▸ **Supplied entries**
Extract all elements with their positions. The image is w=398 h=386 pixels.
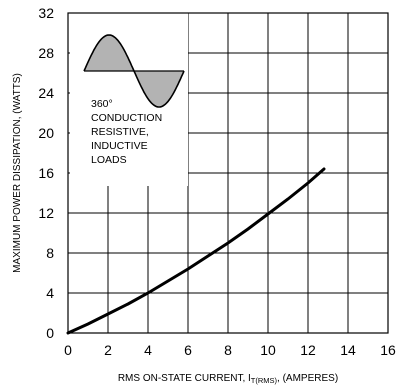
sine-waveform-icon [83, 34, 185, 108]
y-tick-label: 16 [38, 165, 54, 181]
x-tick-label: 14 [340, 342, 356, 358]
annotation-line-4: INDUCTIVE [91, 140, 148, 152]
y-tick-label: 32 [38, 5, 54, 21]
x-axis-label-subscript: T(RMS) [251, 376, 278, 385]
x-tick-label: 0 [64, 342, 72, 358]
annotation-line-3: RESISTIVE, [91, 126, 149, 138]
y-tick-label: 12 [38, 205, 54, 221]
x-tick-label: 8 [224, 342, 232, 358]
y-tick-label: 4 [46, 285, 54, 301]
x-tick-labels: 0 2 4 6 8 10 12 14 16 [64, 342, 396, 358]
annotation-line-5: LOADS [91, 154, 127, 166]
x-tick-label: 4 [144, 342, 152, 358]
sine-negative-half-fill [134, 71, 184, 107]
sine-positive-half-fill [84, 35, 134, 71]
annotation-line-2: CONDUCTION [91, 112, 162, 124]
y-axis-label: MAXIMUM POWER DISSIPATION, (WATTS) [12, 73, 23, 273]
y-tick-label: 0 [46, 325, 54, 341]
x-axis-label-tail: , (AMPERES) [277, 373, 338, 384]
y-tick-label: 28 [38, 45, 54, 61]
x-tick-label: 10 [260, 342, 276, 358]
x-axis-label: RMS ON-STATE CURRENT, IT(RMS), (AMPERES) [118, 373, 338, 385]
x-tick-label: 2 [104, 342, 112, 358]
x-tick-label: 12 [300, 342, 316, 358]
x-tick-label: 16 [380, 342, 396, 358]
annotation-inset: 360° CONDUCTION RESISTIVE, INDUCTIVE LOA… [70, 13, 188, 186]
annotation-line-1: 360° [91, 98, 113, 110]
y-tick-label: 24 [38, 85, 54, 101]
plot-frame [67, 12, 389, 334]
y-tick-labels: 0 4 8 12 16 20 24 28 32 [38, 5, 54, 341]
y-tick-label: 20 [38, 125, 54, 141]
power-curve-line [66, 167, 326, 335]
x-axis-label-main: RMS ON-STATE CURRENT, I [118, 373, 251, 384]
x-tick-label: 6 [184, 342, 192, 358]
y-tick-label: 8 [46, 245, 54, 261]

▸ **Exercise**
Copy out, unchanged, the lines of the records from the one containing "sine-waveform-icon [83, 34, 185, 108]" through the one containing "y-tick-label: 4 [46, 285, 54, 301]", both included.

▸ **Expected answer**
sine-waveform-icon [83, 34, 185, 108]
y-tick-label: 16 [38, 165, 54, 181]
x-tick-label: 14 [340, 342, 356, 358]
annotation-line-4: INDUCTIVE [91, 140, 148, 152]
y-tick-label: 32 [38, 5, 54, 21]
x-axis-label-subscript: T(RMS) [251, 376, 278, 385]
x-tick-label: 0 [64, 342, 72, 358]
annotation-line-3: RESISTIVE, [91, 126, 149, 138]
y-tick-label: 12 [38, 205, 54, 221]
x-tick-label: 8 [224, 342, 232, 358]
y-tick-label: 4 [46, 285, 54, 301]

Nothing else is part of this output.